Exactly and only the lines from the one containing "Read this page and output its text content." through the close of the entries below are to be set down.

# [Material provided]
>> start
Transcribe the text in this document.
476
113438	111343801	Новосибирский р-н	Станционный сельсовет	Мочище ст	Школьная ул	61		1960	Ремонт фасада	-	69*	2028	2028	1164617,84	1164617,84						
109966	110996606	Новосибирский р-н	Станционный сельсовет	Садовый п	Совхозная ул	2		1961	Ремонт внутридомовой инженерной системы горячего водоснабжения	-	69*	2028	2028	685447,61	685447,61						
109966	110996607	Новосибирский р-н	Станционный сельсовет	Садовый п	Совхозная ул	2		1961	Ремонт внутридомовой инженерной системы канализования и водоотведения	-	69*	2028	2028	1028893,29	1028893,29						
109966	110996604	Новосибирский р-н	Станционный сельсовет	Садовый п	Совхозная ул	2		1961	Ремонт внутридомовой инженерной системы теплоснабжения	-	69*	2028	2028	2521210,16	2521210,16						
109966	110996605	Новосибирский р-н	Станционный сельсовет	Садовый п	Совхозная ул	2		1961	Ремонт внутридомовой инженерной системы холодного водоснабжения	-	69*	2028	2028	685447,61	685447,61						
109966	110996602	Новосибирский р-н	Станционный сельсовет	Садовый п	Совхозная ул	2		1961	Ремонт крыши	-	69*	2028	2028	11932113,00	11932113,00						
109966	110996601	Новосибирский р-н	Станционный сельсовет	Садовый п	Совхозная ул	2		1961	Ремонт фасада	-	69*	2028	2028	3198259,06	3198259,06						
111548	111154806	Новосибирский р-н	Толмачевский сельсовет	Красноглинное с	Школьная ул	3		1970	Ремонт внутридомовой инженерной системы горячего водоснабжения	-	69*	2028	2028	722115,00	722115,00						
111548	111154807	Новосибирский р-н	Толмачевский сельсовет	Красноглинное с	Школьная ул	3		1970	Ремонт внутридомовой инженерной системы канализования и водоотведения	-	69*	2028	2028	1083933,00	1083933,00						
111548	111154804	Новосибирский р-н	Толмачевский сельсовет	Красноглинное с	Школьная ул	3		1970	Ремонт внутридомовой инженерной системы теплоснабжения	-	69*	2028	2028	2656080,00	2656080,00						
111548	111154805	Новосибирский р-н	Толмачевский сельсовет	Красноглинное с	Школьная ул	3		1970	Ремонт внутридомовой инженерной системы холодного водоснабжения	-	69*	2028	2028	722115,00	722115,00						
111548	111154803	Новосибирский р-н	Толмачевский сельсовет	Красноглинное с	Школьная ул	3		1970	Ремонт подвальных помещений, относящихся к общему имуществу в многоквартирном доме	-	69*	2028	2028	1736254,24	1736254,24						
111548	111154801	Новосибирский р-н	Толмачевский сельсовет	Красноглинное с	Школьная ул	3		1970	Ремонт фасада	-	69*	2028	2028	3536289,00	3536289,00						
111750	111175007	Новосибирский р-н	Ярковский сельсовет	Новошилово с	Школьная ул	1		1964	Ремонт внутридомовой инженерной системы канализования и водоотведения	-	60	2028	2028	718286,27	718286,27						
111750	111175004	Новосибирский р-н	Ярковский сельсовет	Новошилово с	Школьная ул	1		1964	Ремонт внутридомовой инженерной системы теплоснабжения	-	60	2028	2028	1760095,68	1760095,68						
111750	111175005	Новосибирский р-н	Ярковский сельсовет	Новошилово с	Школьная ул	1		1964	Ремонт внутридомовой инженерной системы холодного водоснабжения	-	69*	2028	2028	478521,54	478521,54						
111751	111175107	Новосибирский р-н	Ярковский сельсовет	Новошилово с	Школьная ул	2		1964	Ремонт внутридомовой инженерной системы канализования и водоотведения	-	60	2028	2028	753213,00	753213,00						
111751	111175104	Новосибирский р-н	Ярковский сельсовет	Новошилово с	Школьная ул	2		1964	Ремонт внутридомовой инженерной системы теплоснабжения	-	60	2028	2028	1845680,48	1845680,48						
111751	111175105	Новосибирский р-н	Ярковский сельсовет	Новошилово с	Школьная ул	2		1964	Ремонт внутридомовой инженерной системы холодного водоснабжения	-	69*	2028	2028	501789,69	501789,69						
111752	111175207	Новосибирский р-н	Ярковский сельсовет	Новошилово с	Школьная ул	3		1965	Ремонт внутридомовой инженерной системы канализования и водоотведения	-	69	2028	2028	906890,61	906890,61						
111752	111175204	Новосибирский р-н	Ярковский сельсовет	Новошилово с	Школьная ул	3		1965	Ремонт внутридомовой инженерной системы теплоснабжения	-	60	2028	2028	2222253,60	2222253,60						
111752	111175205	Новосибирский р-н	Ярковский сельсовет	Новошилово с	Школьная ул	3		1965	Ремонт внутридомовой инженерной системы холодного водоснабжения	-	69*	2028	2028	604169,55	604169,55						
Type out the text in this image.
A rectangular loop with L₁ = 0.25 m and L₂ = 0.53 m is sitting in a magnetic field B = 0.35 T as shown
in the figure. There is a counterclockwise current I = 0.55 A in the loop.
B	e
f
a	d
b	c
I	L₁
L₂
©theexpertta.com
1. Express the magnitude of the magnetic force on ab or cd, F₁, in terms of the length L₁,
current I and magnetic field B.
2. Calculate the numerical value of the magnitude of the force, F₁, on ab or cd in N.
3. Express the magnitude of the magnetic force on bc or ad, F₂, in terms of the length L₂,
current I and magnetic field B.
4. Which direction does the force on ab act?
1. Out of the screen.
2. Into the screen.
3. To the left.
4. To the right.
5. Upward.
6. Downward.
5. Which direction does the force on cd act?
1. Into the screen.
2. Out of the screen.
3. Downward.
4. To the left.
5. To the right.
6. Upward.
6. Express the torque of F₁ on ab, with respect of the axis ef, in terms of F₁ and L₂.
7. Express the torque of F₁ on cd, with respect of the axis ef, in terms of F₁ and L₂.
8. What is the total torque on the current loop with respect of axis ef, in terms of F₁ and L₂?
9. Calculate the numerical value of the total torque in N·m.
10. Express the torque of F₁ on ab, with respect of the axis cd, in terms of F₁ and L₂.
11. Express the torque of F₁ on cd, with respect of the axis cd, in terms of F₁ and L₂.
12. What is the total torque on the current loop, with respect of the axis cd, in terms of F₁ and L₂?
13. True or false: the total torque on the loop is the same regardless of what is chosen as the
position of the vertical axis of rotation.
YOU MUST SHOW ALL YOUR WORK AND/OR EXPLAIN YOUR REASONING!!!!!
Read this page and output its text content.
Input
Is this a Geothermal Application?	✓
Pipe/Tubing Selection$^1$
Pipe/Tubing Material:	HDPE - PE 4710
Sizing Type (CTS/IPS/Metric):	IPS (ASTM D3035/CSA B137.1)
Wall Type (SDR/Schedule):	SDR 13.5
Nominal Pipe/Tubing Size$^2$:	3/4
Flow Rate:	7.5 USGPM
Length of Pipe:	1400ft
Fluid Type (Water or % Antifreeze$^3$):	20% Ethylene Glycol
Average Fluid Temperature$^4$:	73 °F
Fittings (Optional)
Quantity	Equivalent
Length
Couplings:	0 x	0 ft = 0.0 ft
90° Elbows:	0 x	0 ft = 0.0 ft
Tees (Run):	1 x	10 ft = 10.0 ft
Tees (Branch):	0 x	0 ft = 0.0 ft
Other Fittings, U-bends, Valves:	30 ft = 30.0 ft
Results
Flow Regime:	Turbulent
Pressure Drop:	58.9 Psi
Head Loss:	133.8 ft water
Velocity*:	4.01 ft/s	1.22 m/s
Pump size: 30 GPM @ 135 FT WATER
>> end
# [Finished exercise]
Read this page and output its text content.
Input
Is this a Geothermal Application?	✓
Pipe/Tubing Selection$^1$
Pipe/Tubing Material:	HDPE - PE 4710
Sizing Type (CTS/IPS/Metric):	IPS (ASTM D3035/CSA B137.1)
Wall Type (SDR/Schedule):	SDR 13.5
Nominal Pipe/Tubing Size$^2$:	3/4
Flow Rate:	7.5 USGPM
Length of Pipe:	1400ft
Fluid Type (Water or % Antifreeze$^3$):	20% Ethylene Glycol
Average Fluid Temperature$^4$:	73 °F
Fittings (Optional)
Quantity	Equivalent
Length
Couplings:	0 x	0 ft = 0.0 ft
90° Elbows:	0 x	0 ft = 0.0 ft
Tees (Run):	1 x	10 ft = 10.0 ft
Tees (Branch):	0 x	0 ft = 0.0 ft
Other Fittings, U-bends, Valves:	30 ft = 30.0 ft
Results
Flow Regime:	Turbulent
Pressure Drop:	58.9 Psi
Head Loss:	133.8 ft water
Velocity*:	4.01 ft/s	1.22 m/s
Pump size: 30 GPM @ 135 FT WATER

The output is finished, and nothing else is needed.